● **YOUR TASK**
Find how many lines in the data below include the word "title", then write only that number.
▽
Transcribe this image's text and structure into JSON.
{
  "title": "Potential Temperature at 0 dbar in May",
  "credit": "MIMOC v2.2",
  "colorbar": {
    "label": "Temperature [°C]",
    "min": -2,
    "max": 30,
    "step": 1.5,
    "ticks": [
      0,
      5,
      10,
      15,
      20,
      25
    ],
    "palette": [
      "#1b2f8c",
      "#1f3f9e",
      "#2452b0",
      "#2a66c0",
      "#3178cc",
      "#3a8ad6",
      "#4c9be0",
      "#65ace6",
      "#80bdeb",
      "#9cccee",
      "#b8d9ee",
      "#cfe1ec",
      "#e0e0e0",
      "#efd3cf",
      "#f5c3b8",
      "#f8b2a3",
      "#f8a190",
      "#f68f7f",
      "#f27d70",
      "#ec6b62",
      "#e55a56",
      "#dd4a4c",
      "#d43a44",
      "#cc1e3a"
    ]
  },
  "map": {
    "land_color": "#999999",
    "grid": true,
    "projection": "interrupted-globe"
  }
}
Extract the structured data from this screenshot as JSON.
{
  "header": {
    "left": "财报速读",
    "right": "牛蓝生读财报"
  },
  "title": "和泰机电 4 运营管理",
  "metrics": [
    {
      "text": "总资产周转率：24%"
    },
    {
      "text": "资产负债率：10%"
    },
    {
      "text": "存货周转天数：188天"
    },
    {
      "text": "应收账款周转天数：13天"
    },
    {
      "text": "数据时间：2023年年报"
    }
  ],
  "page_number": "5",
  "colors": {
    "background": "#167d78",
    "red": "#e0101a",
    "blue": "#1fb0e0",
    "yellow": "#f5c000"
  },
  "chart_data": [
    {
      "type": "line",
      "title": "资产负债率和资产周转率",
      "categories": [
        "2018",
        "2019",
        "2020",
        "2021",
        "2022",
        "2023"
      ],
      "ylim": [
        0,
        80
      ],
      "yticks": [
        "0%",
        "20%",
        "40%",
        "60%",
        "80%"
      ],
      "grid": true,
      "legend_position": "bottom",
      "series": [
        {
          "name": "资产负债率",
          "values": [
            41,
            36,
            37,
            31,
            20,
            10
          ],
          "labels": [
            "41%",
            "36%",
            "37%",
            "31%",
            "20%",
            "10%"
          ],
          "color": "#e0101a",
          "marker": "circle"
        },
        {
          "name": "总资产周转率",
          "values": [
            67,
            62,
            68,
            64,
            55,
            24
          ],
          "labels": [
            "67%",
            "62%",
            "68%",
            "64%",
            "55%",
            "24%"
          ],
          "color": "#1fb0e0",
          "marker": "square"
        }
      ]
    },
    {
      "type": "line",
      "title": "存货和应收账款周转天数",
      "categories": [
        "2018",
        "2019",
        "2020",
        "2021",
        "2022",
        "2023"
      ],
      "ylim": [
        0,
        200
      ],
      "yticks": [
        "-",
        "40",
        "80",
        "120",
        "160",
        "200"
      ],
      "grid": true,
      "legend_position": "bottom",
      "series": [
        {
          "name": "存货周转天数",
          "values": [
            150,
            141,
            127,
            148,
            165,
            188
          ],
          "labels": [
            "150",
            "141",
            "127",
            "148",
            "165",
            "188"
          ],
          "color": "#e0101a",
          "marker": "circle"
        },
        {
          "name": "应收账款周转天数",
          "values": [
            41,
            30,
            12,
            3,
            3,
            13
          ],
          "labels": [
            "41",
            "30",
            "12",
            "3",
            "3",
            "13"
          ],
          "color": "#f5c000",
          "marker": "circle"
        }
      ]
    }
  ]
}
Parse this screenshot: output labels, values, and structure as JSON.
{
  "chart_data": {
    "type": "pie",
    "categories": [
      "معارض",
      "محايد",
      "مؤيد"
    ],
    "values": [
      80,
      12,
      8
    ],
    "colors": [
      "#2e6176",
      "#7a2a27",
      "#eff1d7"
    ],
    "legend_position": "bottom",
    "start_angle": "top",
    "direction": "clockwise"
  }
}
△
● **SOLUTION TO THIS PROBLEM**
4